- _Dataset items_:
◇ ◇ ◇ ◇ ◇

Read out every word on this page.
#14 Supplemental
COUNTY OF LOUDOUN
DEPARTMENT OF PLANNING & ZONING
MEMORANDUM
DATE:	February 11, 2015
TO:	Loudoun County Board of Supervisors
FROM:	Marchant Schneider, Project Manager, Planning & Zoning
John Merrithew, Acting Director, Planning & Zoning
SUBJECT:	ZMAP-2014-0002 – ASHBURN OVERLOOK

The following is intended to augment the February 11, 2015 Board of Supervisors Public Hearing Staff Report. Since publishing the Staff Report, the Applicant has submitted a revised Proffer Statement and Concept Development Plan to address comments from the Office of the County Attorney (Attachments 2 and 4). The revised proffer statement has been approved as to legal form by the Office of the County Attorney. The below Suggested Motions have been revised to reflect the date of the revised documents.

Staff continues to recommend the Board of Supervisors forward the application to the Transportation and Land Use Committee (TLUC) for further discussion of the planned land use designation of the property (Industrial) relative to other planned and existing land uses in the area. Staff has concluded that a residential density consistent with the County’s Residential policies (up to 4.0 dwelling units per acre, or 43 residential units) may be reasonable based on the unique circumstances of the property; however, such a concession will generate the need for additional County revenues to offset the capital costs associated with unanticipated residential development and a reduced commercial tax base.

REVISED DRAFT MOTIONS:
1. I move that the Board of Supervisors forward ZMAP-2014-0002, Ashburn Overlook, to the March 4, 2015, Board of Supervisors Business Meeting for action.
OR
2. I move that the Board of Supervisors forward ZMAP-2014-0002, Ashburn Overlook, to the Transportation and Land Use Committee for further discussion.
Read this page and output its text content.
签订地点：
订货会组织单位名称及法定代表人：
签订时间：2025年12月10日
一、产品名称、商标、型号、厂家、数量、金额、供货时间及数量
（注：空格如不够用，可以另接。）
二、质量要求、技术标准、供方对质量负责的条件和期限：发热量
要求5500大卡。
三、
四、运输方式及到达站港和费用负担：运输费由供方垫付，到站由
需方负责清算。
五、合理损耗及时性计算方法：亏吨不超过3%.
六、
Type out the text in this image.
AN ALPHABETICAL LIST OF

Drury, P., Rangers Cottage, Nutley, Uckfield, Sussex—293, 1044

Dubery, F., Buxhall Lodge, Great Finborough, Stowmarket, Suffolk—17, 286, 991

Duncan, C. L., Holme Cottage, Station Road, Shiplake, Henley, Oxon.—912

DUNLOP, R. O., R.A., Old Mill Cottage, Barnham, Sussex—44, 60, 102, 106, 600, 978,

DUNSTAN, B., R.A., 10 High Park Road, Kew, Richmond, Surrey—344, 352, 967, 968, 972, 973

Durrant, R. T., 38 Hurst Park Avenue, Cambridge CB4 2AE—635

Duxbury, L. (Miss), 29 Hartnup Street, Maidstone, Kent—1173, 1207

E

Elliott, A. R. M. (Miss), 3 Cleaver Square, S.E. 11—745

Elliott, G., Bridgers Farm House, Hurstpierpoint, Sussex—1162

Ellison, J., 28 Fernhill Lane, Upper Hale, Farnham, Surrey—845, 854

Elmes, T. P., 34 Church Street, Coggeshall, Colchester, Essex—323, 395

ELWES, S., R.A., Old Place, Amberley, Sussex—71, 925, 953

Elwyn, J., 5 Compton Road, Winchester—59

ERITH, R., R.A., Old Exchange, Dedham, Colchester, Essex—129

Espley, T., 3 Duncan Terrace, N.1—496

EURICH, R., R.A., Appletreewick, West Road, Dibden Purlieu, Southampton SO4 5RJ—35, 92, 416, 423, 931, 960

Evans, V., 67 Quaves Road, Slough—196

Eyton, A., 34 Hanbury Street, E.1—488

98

◇ ◇ ◇ ◇ ◇

Reproduce each entry exactly, leaving out nothing.

Read out every word on this page.
#14 Supplemental
COUNTY OF LOUDOUN
DEPARTMENT OF PLANNING & ZONING
MEMORANDUM
DATE:	February 11, 2015
TO:	Loudoun County Board of Supervisors
FROM:	Marchant Schneider, Project Manager, Planning & Zoning
John Merrithew, Acting Director, Planning & Zoning
SUBJECT:	ZMAP-2014-0002 – ASHBURN OVERLOOK

The following is intended to augment the February 11, 2015 Board of Supervisors Public Hearing Staff Report. Since publishing the Staff Report, the Applicant has submitted a revised Proffer Statement and Concept Development Plan to address comments from the Office of the County Attorney (Attachments 2 and 4). The revised proffer statement has been approved as to legal form by the Office of the County Attorney. The below Suggested Motions have been revised to reflect the date of the revised documents.

Staff continues to recommend the Board of Supervisors forward the application to the Transportation and Land Use Committee (TLUC) for further discussion of the planned land use designation of the property (Industrial) relative to other planned and existing land uses in the area. Staff has concluded that a residential density consistent with the County’s Residential policies (up to 4.0 dwelling units per acre, or 43 residential units) may be reasonable based on the unique circumstances of the property; however, such a concession will generate the need for additional County revenues to offset the capital costs associated with unanticipated residential development and a reduced commercial tax base.

REVISED DRAFT MOTIONS:
1. I move that the Board of Supervisors forward ZMAP-2014-0002, Ashburn Overlook, to the March 4, 2015, Board of Supervisors Business Meeting for action.
OR
2. I move that the Board of Supervisors forward ZMAP-2014-0002, Ashburn Overlook, to the Transportation and Land Use Committee for further discussion.
Read this page and output its text content.
签订地点：
订货会组织单位名称及法定代表人：
签订时间：2025年12月10日
一、产品名称、商标、型号、厂家、数量、金额、供货时间及数量
（注：空格如不够用，可以另接。）
二、质量要求、技术标准、供方对质量负责的条件和期限：发热量
要求5500大卡。
三、
四、运输方式及到达站港和费用负担：运输费由供方垫付，到站由
需方负责清算。
五、合理损耗及时性计算方法：亏吨不超过3%.
六、
Type out the text in this image.
AN ALPHABETICAL LIST OF

Drury, P., Rangers Cottage, Nutley, Uckfield, Sussex—293, 1044

Dubery, F., Buxhall Lodge, Great Finborough, Stowmarket, Suffolk—17, 286, 991

Duncan, C. L., Holme Cottage, Station Road, Shiplake, Henley, Oxon.—912

DUNLOP, R. O., R.A., Old Mill Cottage, Barnham, Sussex—44, 60, 102, 106, 600, 978,

DUNSTAN, B., R.A., 10 High Park Road, Kew, Richmond, Surrey—344, 352, 967, 968, 972, 973

Durrant, R. T., 38 Hurst Park Avenue, Cambridge CB4 2AE—635

Duxbury, L. (Miss), 29 Hartnup Street, Maidstone, Kent—1173, 1207

E

Elliott, A. R. M. (Miss), 3 Cleaver Square, S.E. 11—745

Elliott, G., Bridgers Farm House, Hurstpierpoint, Sussex—1162

Ellison, J., 28 Fernhill Lane, Upper Hale, Farnham, Surrey—845, 854

Elmes, T. P., 34 Church Street, Coggeshall, Colchester, Essex—323, 395

ELWES, S., R.A., Old Place, Amberley, Sussex—71, 925, 953

Elwyn, J., 5 Compton Road, Winchester—59

ERITH, R., R.A., Old Exchange, Dedham, Colchester, Essex—129

Espley, T., 3 Duncan Terrace, N.1—496

EURICH, R., R.A., Appletreewick, West Road, Dibden Purlieu, Southampton SO4 5RJ—35, 92, 416, 423, 931, 960

Evans, V., 67 Quaves Road, Slough—196

Eyton, A., 34 Hanbury Street, E.1—488

98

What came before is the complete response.